Show every line below where "Наличие" can be found.
--------------------
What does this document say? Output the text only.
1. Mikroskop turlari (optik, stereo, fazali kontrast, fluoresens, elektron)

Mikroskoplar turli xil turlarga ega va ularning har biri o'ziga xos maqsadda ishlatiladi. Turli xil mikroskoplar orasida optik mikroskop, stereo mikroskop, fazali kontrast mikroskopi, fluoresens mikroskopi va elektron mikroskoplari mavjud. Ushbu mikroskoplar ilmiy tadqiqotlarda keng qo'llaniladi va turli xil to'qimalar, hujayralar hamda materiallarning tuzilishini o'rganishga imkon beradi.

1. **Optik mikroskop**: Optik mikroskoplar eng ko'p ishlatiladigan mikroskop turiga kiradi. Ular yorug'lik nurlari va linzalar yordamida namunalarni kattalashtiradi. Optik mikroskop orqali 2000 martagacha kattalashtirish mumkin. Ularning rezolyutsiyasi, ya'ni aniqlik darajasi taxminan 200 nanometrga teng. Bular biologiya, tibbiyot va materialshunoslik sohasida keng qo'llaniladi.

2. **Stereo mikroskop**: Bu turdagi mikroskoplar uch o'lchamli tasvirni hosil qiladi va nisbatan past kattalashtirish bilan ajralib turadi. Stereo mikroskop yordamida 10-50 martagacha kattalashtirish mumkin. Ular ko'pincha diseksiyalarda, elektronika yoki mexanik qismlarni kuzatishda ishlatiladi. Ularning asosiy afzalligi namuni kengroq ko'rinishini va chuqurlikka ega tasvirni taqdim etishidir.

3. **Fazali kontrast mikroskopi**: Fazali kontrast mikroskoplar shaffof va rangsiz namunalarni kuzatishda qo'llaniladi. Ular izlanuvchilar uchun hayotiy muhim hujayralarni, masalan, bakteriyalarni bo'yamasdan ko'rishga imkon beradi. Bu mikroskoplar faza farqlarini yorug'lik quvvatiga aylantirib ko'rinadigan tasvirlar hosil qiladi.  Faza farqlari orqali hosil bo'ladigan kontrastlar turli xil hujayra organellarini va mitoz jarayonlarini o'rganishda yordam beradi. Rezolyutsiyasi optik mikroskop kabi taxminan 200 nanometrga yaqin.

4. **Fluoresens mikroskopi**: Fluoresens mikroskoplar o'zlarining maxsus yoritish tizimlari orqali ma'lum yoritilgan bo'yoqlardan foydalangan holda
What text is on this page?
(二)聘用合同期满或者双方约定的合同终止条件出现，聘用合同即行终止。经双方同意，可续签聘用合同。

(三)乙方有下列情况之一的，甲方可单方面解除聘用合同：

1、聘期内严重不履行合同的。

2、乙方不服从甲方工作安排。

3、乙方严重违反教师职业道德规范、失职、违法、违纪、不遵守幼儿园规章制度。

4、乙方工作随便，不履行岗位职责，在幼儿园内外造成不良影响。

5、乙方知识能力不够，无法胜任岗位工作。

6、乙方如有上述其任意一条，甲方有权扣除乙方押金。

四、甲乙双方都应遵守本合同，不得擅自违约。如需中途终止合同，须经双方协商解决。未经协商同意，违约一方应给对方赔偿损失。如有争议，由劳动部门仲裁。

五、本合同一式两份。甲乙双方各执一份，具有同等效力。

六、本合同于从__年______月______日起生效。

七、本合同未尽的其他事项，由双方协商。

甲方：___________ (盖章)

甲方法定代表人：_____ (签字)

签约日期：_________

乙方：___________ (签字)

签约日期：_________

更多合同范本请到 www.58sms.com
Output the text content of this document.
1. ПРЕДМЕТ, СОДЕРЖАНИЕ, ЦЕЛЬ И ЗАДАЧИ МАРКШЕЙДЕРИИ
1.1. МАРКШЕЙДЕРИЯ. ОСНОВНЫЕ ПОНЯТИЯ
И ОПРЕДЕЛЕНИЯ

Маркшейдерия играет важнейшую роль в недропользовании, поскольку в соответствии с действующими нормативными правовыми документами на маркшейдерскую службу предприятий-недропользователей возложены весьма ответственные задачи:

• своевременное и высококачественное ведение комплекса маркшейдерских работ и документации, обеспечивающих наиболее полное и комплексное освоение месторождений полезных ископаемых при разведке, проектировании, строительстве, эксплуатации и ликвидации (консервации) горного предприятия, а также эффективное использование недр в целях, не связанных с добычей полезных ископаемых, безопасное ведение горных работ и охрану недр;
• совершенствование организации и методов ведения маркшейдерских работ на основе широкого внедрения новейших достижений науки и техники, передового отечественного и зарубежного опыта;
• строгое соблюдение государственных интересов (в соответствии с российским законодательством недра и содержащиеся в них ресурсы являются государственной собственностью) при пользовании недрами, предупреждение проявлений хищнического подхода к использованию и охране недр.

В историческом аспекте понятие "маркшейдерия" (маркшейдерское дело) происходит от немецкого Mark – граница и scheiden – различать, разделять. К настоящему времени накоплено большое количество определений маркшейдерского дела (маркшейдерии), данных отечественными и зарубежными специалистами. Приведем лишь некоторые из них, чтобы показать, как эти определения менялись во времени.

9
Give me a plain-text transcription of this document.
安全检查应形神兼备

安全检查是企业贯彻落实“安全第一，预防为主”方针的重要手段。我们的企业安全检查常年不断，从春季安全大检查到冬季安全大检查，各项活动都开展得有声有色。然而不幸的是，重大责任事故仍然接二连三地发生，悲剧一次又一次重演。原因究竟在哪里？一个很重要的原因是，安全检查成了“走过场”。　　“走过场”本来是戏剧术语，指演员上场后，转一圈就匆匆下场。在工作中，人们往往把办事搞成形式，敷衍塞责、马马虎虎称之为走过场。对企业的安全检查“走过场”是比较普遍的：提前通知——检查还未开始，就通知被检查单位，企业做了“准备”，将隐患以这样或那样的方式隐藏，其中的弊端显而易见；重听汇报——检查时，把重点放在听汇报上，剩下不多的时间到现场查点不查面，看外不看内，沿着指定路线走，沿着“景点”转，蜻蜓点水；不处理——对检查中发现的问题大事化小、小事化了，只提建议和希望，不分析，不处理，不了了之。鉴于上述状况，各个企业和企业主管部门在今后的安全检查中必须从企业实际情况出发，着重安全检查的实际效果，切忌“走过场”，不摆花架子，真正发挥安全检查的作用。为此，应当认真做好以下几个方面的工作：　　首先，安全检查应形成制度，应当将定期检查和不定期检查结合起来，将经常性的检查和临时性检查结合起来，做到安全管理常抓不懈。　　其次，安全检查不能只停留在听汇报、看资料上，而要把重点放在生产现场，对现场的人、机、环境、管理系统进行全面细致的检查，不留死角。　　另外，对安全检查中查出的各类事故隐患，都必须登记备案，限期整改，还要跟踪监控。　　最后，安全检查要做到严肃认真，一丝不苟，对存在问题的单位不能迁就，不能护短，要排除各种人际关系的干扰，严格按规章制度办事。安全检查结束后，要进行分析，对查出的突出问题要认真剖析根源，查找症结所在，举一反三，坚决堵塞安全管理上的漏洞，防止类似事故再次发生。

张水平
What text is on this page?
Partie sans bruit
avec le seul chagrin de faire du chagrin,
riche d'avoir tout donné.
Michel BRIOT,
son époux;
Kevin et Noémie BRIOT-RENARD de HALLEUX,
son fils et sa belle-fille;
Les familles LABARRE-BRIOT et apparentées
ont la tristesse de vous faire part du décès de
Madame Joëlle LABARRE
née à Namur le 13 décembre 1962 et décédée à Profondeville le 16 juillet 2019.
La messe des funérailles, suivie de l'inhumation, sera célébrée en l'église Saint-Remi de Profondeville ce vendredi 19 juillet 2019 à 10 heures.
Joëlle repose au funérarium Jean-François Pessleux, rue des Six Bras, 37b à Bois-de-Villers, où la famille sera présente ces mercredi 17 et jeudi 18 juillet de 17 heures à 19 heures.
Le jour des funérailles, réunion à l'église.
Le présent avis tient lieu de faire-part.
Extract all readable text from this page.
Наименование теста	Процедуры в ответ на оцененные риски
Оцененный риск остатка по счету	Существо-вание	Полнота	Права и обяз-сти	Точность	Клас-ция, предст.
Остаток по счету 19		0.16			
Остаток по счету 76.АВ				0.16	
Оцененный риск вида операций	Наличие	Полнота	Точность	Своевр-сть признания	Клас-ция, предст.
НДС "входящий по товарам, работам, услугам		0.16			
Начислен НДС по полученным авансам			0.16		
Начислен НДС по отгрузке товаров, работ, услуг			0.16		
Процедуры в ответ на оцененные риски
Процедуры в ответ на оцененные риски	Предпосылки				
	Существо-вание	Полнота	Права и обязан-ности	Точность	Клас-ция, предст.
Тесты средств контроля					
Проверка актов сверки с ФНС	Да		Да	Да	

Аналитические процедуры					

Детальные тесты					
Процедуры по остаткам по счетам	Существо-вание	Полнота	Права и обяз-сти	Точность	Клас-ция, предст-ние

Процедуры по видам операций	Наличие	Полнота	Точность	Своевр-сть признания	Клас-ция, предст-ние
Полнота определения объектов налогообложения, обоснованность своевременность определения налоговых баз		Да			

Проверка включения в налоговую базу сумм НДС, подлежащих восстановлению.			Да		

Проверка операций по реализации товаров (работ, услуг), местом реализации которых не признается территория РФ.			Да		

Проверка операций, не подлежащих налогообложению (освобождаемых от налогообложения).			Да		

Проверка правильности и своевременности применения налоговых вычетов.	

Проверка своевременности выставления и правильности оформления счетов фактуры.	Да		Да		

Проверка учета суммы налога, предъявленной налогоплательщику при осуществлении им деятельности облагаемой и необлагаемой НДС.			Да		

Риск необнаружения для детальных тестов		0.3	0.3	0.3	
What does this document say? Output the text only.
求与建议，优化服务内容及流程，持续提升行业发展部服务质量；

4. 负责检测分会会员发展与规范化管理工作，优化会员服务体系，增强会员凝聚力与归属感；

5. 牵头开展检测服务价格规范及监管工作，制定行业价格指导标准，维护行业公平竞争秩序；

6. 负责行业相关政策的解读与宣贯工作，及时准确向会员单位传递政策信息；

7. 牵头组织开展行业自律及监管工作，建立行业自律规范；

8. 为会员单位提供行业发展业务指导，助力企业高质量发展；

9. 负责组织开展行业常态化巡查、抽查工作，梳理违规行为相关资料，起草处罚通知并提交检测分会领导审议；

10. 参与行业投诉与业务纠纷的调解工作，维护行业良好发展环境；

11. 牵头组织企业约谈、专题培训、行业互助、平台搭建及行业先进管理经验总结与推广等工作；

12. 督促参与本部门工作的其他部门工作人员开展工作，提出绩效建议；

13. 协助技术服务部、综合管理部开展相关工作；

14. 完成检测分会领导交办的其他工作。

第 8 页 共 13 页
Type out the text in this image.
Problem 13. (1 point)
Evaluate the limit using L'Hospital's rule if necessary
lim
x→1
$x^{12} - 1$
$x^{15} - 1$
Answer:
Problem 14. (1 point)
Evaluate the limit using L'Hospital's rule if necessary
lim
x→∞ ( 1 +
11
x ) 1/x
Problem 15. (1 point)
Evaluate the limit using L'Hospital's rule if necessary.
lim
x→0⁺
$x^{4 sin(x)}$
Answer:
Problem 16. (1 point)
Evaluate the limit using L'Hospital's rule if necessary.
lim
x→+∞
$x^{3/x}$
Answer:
--------------------
# Solution
Оцененный риск вида операций	Наличие	Полнота	Точность	Своевр-сть признания	Клас-ция, предст.
Процедуры по видам операций	Наличие	Полнота	Точность	Своевр-сть признания	Клас-ция, предст-ние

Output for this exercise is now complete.